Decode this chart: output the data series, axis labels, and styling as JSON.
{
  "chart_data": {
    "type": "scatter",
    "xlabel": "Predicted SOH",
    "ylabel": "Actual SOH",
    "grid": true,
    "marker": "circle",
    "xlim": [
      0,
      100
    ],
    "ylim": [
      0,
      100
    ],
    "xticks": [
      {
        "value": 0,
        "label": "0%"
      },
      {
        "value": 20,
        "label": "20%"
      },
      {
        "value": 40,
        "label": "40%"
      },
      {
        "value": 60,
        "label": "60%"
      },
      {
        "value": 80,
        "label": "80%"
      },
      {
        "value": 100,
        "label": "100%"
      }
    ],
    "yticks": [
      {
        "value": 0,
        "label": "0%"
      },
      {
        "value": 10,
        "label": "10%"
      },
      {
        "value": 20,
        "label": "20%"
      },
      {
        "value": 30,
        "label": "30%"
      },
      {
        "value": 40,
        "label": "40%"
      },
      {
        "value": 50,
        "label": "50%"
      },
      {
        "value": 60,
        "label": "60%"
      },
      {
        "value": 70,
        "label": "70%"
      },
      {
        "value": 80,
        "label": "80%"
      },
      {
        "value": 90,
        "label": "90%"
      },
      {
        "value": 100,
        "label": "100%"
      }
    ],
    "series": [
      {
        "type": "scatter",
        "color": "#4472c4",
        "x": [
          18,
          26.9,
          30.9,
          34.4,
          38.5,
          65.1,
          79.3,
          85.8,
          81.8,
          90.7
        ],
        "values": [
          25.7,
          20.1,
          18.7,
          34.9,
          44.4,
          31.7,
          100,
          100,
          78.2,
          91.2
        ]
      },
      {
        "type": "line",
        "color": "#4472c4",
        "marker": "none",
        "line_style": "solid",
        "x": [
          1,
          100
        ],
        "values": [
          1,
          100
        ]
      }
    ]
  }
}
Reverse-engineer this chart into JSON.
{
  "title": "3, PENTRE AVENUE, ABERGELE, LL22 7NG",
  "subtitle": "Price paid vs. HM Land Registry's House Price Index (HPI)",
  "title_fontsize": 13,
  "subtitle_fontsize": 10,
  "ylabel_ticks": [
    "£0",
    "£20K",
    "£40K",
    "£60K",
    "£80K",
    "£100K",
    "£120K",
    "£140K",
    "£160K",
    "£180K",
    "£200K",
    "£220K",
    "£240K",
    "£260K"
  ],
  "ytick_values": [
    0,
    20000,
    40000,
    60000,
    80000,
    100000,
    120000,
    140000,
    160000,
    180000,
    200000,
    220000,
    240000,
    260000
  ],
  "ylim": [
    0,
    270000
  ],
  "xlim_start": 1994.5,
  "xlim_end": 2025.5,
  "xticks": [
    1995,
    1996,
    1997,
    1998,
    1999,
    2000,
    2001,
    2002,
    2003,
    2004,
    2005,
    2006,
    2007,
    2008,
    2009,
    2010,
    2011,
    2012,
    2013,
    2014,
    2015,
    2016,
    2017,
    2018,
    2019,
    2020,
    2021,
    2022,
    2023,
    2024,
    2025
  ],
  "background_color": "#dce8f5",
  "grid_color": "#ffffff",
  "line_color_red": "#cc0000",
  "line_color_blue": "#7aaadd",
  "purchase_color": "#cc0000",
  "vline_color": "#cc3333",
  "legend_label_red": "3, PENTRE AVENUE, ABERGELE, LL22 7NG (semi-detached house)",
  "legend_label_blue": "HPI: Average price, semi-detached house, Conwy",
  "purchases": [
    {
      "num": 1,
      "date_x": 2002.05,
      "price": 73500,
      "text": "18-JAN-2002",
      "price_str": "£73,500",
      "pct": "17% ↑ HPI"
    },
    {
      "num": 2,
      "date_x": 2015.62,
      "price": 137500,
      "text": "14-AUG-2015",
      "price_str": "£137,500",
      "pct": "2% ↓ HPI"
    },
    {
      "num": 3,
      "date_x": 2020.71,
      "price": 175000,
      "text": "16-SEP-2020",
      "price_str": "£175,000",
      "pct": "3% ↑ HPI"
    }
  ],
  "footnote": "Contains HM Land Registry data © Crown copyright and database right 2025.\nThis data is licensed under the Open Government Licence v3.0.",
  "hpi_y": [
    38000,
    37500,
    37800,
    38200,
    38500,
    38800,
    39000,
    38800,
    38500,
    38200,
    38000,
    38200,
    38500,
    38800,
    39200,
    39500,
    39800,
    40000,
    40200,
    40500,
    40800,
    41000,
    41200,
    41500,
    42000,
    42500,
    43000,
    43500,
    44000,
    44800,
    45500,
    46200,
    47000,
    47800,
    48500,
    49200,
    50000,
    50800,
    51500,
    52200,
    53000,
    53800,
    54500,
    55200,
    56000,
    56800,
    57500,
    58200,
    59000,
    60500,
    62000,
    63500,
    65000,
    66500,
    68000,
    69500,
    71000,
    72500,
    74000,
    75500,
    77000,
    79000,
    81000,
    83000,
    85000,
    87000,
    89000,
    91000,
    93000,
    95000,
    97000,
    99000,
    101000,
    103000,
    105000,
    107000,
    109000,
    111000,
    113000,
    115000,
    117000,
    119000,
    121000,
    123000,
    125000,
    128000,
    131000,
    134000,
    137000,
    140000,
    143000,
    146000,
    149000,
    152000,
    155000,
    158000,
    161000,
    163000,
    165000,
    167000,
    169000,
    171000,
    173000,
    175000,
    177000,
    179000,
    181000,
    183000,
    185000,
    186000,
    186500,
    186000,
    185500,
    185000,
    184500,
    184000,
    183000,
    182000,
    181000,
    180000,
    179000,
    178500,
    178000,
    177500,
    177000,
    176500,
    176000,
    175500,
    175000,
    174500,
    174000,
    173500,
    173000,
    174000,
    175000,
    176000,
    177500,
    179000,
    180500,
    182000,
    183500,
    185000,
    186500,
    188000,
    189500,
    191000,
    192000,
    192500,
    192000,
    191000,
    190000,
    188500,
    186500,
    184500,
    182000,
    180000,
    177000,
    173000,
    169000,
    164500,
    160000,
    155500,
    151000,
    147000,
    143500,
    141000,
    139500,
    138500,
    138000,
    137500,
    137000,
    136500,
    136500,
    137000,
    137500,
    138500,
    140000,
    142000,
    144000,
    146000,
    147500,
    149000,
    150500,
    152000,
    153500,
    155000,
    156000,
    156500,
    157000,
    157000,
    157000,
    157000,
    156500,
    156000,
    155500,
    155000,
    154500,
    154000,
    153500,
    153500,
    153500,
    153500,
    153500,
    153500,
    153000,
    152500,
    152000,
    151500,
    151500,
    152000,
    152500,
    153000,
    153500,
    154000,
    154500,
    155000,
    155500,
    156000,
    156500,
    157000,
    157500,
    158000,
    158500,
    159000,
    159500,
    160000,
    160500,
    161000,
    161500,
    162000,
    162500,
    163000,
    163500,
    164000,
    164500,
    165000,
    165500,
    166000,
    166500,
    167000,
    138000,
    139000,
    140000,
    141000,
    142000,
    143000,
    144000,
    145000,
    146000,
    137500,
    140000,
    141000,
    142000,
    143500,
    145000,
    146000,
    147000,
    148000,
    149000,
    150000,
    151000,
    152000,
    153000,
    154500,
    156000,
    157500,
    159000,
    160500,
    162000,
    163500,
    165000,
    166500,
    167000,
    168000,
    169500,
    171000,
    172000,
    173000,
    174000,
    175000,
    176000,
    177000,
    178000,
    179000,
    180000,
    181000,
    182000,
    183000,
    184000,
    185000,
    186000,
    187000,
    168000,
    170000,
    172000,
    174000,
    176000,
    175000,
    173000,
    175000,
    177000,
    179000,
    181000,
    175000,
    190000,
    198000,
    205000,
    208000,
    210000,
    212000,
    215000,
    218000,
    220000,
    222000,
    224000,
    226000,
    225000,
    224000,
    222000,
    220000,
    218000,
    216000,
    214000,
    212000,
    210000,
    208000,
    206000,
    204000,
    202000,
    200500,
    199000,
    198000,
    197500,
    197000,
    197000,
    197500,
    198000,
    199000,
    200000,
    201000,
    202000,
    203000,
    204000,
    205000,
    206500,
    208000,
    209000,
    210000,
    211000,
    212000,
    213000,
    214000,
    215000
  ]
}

Written exercise
Find how many lines include the string "type" and report that number alone.

Reply
3